→ PROVIDED TEXT
________________________

The Whiteman’s Burden, By Tatalo Alamu



(The founding continent and the founder effect)


Basil Davidson calls it the Black-man's burden— a savage and ironic jibe at the White man's burden, the self-imposed historical duty of stamping rational order and humane civilization on the rest of the human race. Yet two hundred and fifty one years after the infamous Berlin Conference which partitioned Africa among the colonial powers(1814-1815), It is now obvious at least in Nigeria and many African countries that the messianic burden the imperialist masters imposed on themselves is facing its toughest challenge.

Based on their current circumstances, these colonial chimeras pose a grave security risk to western modernization and its expansive notion of accelerated and unimpeded progress, particularly after the triumph of liberal democracy over the Soviet Communist model. With wars raging in many parts of sub-Saharan Africa and with famine, poverty and epidemics of dereliction the lot of the populace, it is just a question of time before the Dark Age is re-enacted.

________________________

→ REQUIRED ACTION
Does each statement below agree with the piece on the white man's burden? For each, answer yes or no and quote the words of the piece that settle it.
1. Basil Davidson refers to it as the Black-man's burden.
2. The piece places the raging wars in North Africa.
3. The piece says the colonial chimeras pose a grave security risk to western modernization.

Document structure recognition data
________________________

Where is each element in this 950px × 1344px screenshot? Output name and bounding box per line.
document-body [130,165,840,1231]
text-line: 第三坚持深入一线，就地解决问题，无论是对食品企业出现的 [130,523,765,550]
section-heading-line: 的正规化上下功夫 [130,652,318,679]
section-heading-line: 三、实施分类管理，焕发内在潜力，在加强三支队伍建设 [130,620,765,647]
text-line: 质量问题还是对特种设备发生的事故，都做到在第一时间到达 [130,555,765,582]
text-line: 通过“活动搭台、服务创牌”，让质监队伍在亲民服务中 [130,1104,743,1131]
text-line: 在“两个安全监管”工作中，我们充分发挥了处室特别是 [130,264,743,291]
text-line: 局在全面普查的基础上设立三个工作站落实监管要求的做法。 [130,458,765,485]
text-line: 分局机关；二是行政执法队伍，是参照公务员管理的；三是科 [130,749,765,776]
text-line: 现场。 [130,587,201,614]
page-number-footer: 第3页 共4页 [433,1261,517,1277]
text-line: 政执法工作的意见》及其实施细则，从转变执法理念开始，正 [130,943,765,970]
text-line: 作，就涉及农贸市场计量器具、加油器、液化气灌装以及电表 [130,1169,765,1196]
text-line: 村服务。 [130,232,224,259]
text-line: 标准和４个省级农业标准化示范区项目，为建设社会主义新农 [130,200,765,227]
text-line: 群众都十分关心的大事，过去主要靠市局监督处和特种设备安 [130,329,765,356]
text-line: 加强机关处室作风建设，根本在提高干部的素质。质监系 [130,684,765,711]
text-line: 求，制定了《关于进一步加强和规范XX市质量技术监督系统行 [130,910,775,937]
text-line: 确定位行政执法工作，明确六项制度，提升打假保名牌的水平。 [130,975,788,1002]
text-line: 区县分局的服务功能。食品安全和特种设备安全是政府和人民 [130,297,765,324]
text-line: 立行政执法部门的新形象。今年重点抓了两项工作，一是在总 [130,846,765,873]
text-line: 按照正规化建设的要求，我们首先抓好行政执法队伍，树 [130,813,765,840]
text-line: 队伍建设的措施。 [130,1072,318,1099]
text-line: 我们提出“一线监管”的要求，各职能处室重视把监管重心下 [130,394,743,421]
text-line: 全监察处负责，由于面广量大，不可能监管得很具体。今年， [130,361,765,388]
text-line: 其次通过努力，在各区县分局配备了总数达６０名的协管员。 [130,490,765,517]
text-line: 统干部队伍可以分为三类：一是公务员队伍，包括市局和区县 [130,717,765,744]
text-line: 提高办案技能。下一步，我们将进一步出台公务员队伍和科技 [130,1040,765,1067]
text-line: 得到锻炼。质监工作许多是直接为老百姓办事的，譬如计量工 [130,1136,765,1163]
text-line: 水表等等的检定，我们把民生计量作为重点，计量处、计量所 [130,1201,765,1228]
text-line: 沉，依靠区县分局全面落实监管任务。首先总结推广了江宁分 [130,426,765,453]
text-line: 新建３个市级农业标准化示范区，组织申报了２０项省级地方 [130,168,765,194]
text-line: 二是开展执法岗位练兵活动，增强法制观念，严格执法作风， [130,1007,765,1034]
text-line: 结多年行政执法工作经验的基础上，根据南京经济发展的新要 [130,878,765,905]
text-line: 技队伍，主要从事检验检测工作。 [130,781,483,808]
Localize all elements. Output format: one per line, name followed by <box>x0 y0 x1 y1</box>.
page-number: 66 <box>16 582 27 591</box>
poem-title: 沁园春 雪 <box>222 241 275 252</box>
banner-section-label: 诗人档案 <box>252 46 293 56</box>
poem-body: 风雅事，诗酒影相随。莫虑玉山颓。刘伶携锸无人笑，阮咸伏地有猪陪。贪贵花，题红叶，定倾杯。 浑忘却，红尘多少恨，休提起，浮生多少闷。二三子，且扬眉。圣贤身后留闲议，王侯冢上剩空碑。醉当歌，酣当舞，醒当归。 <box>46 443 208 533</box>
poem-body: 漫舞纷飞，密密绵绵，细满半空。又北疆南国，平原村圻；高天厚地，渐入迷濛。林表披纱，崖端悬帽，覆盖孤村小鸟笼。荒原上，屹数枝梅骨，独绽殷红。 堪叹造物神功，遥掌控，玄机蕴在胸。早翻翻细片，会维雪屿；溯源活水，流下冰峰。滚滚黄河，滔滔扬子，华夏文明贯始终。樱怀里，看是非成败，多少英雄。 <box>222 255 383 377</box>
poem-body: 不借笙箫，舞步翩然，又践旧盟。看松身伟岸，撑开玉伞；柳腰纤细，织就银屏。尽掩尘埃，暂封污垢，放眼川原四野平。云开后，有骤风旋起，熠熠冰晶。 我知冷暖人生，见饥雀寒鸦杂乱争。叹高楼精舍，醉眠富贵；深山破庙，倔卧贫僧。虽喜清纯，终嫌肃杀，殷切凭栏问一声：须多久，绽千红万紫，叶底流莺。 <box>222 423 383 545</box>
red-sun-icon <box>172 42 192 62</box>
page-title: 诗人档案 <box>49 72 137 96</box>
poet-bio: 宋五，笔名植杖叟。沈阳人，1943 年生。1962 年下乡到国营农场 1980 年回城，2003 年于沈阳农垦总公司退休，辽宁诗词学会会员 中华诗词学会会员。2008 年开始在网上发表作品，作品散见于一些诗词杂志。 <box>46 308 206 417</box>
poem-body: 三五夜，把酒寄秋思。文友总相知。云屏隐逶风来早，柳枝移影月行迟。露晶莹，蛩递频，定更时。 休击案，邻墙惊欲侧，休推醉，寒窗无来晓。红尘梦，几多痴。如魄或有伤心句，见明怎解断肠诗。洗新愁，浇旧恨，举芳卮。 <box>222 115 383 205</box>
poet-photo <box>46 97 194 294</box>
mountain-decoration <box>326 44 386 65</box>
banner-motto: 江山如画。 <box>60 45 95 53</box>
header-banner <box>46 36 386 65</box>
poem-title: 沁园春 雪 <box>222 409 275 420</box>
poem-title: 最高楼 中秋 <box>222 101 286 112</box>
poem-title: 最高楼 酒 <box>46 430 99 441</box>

________________________

→ SOLVED PROBLEM
1. Yes: "Basil Davidson calls it the Black-man's burden"
2. No: "With wars raging in many parts of sub-Saharan Africa"
3. Yes: "these colonial chimeras pose a grave security risk to western modernization"